*Short exercise*:
Please repeat all of the lines that follow, exactly as written.
-- start Provided material --
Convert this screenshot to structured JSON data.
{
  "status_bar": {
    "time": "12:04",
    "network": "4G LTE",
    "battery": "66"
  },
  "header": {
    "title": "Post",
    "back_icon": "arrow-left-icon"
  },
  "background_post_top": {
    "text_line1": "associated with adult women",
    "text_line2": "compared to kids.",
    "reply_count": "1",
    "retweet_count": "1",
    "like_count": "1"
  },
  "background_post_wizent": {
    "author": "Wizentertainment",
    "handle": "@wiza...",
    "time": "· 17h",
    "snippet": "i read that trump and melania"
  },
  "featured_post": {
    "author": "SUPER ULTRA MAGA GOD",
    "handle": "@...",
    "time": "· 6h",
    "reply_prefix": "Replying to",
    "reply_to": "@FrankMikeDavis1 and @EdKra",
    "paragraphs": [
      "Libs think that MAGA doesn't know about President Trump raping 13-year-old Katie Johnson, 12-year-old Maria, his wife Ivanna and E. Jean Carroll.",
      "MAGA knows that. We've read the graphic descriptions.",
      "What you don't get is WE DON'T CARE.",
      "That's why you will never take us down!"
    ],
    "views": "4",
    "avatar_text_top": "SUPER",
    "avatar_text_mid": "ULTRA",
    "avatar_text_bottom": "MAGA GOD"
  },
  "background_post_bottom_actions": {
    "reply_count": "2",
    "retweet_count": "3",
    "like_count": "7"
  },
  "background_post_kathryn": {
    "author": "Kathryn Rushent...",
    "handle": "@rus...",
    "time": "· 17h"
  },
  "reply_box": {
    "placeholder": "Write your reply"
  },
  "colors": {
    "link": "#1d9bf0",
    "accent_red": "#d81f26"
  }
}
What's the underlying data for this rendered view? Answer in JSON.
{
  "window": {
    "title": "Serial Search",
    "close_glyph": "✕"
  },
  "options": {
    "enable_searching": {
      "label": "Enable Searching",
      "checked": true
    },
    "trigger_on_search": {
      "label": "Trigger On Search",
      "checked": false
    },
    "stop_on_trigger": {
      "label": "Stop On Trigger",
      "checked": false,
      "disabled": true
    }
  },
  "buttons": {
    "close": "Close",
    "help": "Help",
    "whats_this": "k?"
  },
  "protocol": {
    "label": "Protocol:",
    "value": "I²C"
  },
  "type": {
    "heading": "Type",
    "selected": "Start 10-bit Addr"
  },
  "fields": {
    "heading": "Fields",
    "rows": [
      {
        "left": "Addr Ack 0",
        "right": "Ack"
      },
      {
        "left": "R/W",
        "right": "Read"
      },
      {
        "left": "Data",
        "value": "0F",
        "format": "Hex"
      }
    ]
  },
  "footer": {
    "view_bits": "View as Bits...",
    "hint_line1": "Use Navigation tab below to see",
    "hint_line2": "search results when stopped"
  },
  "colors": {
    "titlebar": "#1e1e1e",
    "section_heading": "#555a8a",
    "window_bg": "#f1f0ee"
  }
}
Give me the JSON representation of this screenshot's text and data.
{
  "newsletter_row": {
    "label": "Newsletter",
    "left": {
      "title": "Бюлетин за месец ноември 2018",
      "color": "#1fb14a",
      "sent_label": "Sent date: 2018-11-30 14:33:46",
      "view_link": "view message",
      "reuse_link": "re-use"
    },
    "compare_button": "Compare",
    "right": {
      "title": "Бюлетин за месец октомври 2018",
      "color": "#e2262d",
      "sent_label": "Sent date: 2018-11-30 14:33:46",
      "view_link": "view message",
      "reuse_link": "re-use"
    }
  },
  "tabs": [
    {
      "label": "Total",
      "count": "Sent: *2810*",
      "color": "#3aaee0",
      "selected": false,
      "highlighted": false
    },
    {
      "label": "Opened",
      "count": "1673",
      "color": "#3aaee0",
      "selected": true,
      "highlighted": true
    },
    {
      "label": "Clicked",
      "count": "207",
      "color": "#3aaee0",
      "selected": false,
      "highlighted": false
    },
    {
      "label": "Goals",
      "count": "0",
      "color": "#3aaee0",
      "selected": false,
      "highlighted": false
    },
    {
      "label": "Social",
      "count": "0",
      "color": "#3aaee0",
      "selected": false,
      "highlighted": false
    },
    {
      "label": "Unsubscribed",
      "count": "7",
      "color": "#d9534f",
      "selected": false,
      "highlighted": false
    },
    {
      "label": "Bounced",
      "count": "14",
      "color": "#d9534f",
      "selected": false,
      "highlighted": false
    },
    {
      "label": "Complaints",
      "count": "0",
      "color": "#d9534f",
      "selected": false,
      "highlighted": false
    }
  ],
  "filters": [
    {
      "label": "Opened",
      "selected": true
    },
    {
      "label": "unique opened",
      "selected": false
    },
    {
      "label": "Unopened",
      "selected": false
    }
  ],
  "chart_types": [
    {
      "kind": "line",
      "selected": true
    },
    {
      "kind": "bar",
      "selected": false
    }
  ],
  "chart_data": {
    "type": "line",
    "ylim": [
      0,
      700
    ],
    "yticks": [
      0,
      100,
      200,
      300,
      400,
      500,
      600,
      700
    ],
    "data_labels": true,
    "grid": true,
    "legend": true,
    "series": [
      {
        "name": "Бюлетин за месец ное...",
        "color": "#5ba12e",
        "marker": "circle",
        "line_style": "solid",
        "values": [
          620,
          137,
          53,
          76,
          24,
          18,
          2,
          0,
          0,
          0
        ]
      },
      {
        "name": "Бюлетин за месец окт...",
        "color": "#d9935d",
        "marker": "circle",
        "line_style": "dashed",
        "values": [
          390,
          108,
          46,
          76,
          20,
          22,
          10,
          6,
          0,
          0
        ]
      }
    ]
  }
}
-- end Provided material --
*Completed task*:
Convert this screenshot to structured JSON data.
{
  "status_bar": {
    "time": "12:04",
    "network": "4G LTE",
    "battery": "66"
  },
  "header": {
    "title": "Post",
    "back_icon": "arrow-left-icon"
  },
  "background_post_top": {
    "text_line1": "associated with adult women",
    "text_line2": "compared to kids.",
    "reply_count": "1",
    "retweet_count": "1",
    "like_count": "1"
  },
  "background_post_wizent": {
    "author": "Wizentertainment",
    "handle": "@wiza...",
    "time": "· 17h",
    "snippet": "i read that trump and melania"
  },
  "featured_post": {
    "author": "SUPER ULTRA MAGA GOD",
    "handle": "@...",
    "time": "· 6h",
    "reply_prefix": "Replying to",
    "reply_to": "@FrankMikeDavis1 and @EdKra",
    "paragraphs": [
      "Libs think that MAGA doesn't know about President Trump raping 13-year-old Katie Johnson, 12-year-old Maria, his wife Ivanna and E. Jean Carroll.",
      "MAGA knows that. We've read the graphic descriptions.",
      "What you don't get is WE DON'T CARE.",
      "That's why you will never take us down!"
    ],
    "views": "4",
    "avatar_text_top": "SUPER",
    "avatar_text_mid": "ULTRA",
    "avatar_text_bottom": "MAGA GOD"
  },
  "background_post_bottom_actions": {
    "reply_count": "2",
    "retweet_count": "3",
    "like_count": "7"
  },
  "background_post_kathryn": {
    "author": "Kathryn Rushent...",
    "handle": "@rus...",
    "time": "· 17h"
  },
  "reply_box": {
    "placeholder": "Write your reply"
  },
  "colors": {
    "link": "#1d9bf0",
    "accent_red": "#d81f26"
  }
}
What's the underlying data for this rendered view? Answer in JSON.
{
  "window": {
    "title": "Serial Search",
    "close_glyph": "✕"
  },
  "options": {
    "enable_searching": {
      "label": "Enable Searching",
      "checked": true
    },
    "trigger_on_search": {
      "label": "Trigger On Search",
      "checked": false
    },
    "stop_on_trigger": {
      "label": "Stop On Trigger",
      "checked": false,
      "disabled": true
    }
  },
  "buttons": {
    "close": "Close",
    "help": "Help",
    "whats_this": "k?"
  },
  "protocol": {
    "label": "Protocol:",
    "value": "I²C"
  },
  "type": {
    "heading": "Type",
    "selected": "Start 10-bit Addr"
  },
  "fields": {
    "heading": "Fields",
    "rows": [
      {
        "left": "Addr Ack 0",
        "right": "Ack"
      },
      {
        "left": "R/W",
        "right": "Read"
      },
      {
        "left": "Data",
        "value": "0F",
        "format": "Hex"
      }
    ]
  },
  "footer": {
    "view_bits": "View as Bits...",
    "hint_line1": "Use Navigation tab below to see",
    "hint_line2": "search results when stopped"
  },
  "colors": {
    "titlebar": "#1e1e1e",
    "section_heading": "#555a8a",
    "window_bg": "#f1f0ee"
  }
}
Give me the JSON representation of this screenshot's text and data.
{
  "newsletter_row": {
    "label": "Newsletter",
    "left": {
      "title": "Бюлетин за месец ноември 2018",
      "color": "#1fb14a",
      "sent_label": "Sent date: 2018-11-30 14:33:46",
      "view_link": "view message",
      "reuse_link": "re-use"
    },
    "compare_button": "Compare",
    "right": {
      "title": "Бюлетин за месец октомври 2018",
      "color": "#e2262d",
      "sent_label": "Sent date: 2018-11-30 14:33:46",
      "view_link": "view message",
      "reuse_link": "re-use"
    }
  },
  "tabs": [
    {
      "label": "Total",
      "count": "Sent: *2810*",
      "color": "#3aaee0",
      "selected": false,
      "highlighted": false
    },
    {
      "label": "Opened",
      "count": "1673",
      "color": "#3aaee0",
      "selected": true,
      "highlighted": true
    },
    {
      "label": "Clicked",
      "count": "207",
      "color": "#3aaee0",
      "selected": false,
      "highlighted": false
    },
    {
      "label": "Goals",
      "count": "0",
      "color": "#3aaee0",
      "selected": false,
      "highlighted": false
    },
    {
      "label": "Social",
      "count": "0",
      "color": "#3aaee0",
      "selected": false,
      "highlighted": false
    },
    {
      "label": "Unsubscribed",
      "count": "7",
      "color": "#d9534f",
      "selected": false,
      "highlighted": false
    },
    {
      "label": "Bounced",
      "count": "14",
      "color": "#d9534f",
      "selected": false,
      "highlighted": false
    },
    {
      "label": "Complaints",
      "count": "0",
      "color": "#d9534f",
      "selected": false,
      "highlighted": false
    }
  ],
  "filters": [
    {
      "label": "Opened",
      "selected": true
    },
    {
      "label": "unique opened",
      "selected": false
    },
    {
      "label": "Unopened",
      "selected": false
    }
  ],
  "chart_types": [
    {
      "kind": "line",
      "selected": true
    },
    {
      "kind": "bar",
      "selected": false
    }
  ],
  "chart_data": {
    "type": "line",
    "ylim": [
      0,
      700
    ],
    "yticks": [
      0,
      100,
      200,
      300,
      400,
      500,
      600,
      700
    ],
    "data_labels": true,
    "grid": true,
    "legend": true,
    "series": [
      {
        "name": "Бюлетин за месец ное...",
        "color": "#5ba12e",
        "marker": "circle",
        "line_style": "solid",
        "values": [
          620,
          137,
          53,
          76,
          24,
          18,
          2,
          0,
          0,
          0
        ]
      },
      {
        "name": "Бюлетин за месец окт...",
        "color": "#d9935d",
        "marker": "circle",
        "line_style": "dashed",
        "values": [
          390,
          108,
          46,
          76,
          20,
          22,
          10,
          6,
          0,
          0
        ]
      }
    ]
  }
}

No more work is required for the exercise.